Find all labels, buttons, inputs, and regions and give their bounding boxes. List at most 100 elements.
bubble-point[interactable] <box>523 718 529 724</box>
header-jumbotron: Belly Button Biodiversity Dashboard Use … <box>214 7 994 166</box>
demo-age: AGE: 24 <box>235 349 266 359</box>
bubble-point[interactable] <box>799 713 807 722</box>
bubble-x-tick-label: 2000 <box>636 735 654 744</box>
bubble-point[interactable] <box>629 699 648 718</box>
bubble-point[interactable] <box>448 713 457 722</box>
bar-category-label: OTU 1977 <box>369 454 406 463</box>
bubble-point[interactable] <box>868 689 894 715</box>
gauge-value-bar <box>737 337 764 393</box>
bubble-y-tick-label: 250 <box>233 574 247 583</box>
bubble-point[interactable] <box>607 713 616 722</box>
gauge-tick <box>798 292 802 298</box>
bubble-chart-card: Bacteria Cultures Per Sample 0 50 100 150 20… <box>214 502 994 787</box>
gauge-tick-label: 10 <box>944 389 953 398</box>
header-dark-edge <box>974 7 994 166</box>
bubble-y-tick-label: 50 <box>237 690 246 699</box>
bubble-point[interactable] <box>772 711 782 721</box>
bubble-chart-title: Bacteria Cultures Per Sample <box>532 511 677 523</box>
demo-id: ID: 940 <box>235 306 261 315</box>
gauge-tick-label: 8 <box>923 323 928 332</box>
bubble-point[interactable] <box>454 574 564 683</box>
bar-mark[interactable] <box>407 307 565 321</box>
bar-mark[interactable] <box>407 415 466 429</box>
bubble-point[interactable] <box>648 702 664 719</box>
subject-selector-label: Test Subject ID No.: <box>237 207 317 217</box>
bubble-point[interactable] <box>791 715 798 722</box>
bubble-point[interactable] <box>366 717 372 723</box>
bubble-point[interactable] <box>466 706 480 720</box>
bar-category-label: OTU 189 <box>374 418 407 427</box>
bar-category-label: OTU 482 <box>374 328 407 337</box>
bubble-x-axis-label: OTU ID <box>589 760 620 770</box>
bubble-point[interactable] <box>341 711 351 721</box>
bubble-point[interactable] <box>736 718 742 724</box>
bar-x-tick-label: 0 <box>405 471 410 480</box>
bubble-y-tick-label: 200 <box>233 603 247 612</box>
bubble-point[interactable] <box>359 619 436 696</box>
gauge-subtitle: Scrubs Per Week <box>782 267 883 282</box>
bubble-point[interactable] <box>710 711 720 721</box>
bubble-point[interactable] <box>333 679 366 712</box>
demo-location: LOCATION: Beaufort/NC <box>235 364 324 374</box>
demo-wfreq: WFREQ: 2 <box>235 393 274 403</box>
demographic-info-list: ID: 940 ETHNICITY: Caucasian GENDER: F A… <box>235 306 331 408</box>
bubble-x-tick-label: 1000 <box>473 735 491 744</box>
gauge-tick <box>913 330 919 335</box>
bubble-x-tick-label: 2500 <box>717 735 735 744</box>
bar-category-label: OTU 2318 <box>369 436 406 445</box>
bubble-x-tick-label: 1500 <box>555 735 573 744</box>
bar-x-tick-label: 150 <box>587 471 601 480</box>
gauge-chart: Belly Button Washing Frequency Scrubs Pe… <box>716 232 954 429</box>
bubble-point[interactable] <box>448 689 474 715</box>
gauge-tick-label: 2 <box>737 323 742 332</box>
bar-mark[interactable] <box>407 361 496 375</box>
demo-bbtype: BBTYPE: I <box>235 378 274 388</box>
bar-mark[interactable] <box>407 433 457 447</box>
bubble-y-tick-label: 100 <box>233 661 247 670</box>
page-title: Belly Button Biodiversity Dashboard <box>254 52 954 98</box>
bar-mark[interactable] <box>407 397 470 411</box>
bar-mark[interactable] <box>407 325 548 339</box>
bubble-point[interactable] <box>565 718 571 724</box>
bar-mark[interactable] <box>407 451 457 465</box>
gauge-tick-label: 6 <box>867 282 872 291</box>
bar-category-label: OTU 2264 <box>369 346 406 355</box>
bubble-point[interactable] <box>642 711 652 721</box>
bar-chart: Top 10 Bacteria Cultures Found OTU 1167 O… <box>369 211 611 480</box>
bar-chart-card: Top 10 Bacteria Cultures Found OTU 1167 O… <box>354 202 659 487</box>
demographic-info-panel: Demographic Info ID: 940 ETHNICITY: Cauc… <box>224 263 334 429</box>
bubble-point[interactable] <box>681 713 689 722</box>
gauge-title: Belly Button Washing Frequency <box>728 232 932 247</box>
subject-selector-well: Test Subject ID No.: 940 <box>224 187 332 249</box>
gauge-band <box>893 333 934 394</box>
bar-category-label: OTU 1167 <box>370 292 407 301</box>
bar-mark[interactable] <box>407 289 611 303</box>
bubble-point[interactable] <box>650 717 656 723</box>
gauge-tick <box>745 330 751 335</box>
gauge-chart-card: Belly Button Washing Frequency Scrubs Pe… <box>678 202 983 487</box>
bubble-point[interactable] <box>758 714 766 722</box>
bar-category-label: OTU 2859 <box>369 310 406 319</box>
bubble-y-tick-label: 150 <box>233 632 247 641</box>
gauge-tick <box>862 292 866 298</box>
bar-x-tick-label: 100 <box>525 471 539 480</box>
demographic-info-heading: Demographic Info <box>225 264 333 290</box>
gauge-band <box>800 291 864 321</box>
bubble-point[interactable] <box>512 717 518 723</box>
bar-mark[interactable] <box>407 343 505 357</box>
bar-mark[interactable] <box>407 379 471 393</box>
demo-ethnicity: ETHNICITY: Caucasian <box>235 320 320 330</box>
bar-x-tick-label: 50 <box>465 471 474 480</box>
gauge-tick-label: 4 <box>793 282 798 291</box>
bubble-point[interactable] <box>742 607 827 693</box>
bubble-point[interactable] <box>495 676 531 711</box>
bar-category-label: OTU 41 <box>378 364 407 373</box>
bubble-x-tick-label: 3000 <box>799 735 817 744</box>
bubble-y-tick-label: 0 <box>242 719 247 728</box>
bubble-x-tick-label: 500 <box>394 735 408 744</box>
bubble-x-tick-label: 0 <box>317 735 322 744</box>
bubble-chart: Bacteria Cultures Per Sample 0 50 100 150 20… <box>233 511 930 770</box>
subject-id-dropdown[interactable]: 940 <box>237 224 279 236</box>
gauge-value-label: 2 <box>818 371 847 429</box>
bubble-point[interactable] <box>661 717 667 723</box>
···
> [WORK TASK] Copy out each line of the data that holds the string "Biodiversity".

> [EXERCISE RESPONSE]
header-jumbotron: Belly Button Biodiversity Dashboard Use … <box>214 7 994 166</box>
page-title: Belly Button Biodiversity Dashboard <box>254 52 954 98</box>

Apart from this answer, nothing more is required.